/---

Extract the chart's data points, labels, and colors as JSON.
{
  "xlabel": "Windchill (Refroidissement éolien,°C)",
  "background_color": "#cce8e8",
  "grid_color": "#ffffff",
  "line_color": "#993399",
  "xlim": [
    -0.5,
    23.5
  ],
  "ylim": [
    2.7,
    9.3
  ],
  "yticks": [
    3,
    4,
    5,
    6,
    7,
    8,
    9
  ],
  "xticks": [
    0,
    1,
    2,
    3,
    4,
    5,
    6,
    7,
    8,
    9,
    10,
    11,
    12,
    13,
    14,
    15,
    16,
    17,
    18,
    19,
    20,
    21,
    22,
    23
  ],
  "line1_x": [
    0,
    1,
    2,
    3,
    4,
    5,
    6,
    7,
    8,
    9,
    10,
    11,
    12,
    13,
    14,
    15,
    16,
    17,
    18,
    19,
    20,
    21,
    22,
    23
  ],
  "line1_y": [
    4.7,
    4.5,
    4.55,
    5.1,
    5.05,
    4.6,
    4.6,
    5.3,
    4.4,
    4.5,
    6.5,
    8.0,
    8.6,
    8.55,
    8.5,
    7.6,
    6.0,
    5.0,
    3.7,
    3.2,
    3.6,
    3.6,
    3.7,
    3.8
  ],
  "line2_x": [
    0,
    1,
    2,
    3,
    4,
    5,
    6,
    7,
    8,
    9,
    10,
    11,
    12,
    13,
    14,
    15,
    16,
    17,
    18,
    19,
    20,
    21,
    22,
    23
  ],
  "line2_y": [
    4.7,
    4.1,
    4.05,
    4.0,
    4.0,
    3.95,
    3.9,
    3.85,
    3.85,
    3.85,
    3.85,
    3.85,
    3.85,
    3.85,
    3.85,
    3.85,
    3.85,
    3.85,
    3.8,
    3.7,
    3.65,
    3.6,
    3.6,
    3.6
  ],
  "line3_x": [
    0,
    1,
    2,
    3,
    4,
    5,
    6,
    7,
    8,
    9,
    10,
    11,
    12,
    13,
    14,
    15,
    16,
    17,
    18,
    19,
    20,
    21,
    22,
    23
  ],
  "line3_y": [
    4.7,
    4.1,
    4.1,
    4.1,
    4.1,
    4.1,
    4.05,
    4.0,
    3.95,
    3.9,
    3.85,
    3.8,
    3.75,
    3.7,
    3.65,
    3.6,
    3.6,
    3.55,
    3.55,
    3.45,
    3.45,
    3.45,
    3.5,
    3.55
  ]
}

\---

### TASK GOAL
Make a verbatim copy of every entry shown above.

### FULL RESPONSE
Extract the chart's data points, labels, and colors as JSON.
{
  "xlabel": "Windchill (Refroidissement éolien,°C)",
  "background_color": "#cce8e8",
  "grid_color": "#ffffff",
  "line_color": "#993399",
  "xlim": [
    -0.5,
    23.5
  ],
  "ylim": [
    2.7,
    9.3
  ],
  "yticks": [
    3,
    4,
    5,
    6,
    7,
    8,
    9
  ],
  "xticks": [
    0,
    1,
    2,
    3,
    4,
    5,
    6,
    7,
    8,
    9,
    10,
    11,
    12,
    13,
    14,
    15,
    16,
    17,
    18,
    19,
    20,
    21,
    22,
    23
  ],
  "line1_x": [
    0,
    1,
    2,
    3,
    4,
    5,
    6,
    7,
    8,
    9,
    10,
    11,
    12,
    13,
    14,
    15,
    16,
    17,
    18,
    19,
    20,
    21,
    22,
    23
  ],
  "line1_y": [
    4.7,
    4.5,
    4.55,
    5.1,
    5.05,
    4.6,
    4.6,
    5.3,
    4.4,
    4.5,
    6.5,
    8.0,
    8.6,
    8.55,
    8.5,
    7.6,
    6.0,
    5.0,
    3.7,
    3.2,
    3.6,
    3.6,
    3.7,
    3.8
  ],
  "line2_x": [
    0,
    1,
    2,
    3,
    4,
    5,
    6,
    7,
    8,
    9,
    10,
    11,
    12,
    13,
    14,
    15,
    16,
    17,
    18,
    19,
    20,
    21,
    22,
    23
  ],
  "line2_y": [
    4.7,
    4.1,
    4.05,
    4.0,
    4.0,
    3.95,
    3.9,
    3.85,
    3.85,
    3.85,
    3.85,
    3.85,
    3.85,
    3.85,
    3.85,
    3.85,
    3.85,
    3.85,
    3.8,
    3.7,
    3.65,
    3.6,
    3.6,
    3.6
  ],
  "line3_x": [
    0,
    1,
    2,
    3,
    4,
    5,
    6,
    7,
    8,
    9,
    10,
    11,
    12,
    13,
    14,
    15,
    16,
    17,
    18,
    19,
    20,
    21,
    22,
    23
  ],
  "line3_y": [
    4.7,
    4.1,
    4.1,
    4.1,
    4.1,
    4.1,
    4.05,
    4.0,
    3.95,
    3.9,
    3.85,
    3.8,
    3.75,
    3.7,
    3.65,
    3.6,
    3.6,
    3.55,
    3.55,
    3.45,
    3.45,
    3.45,
    3.5,
    3.55
  ]
}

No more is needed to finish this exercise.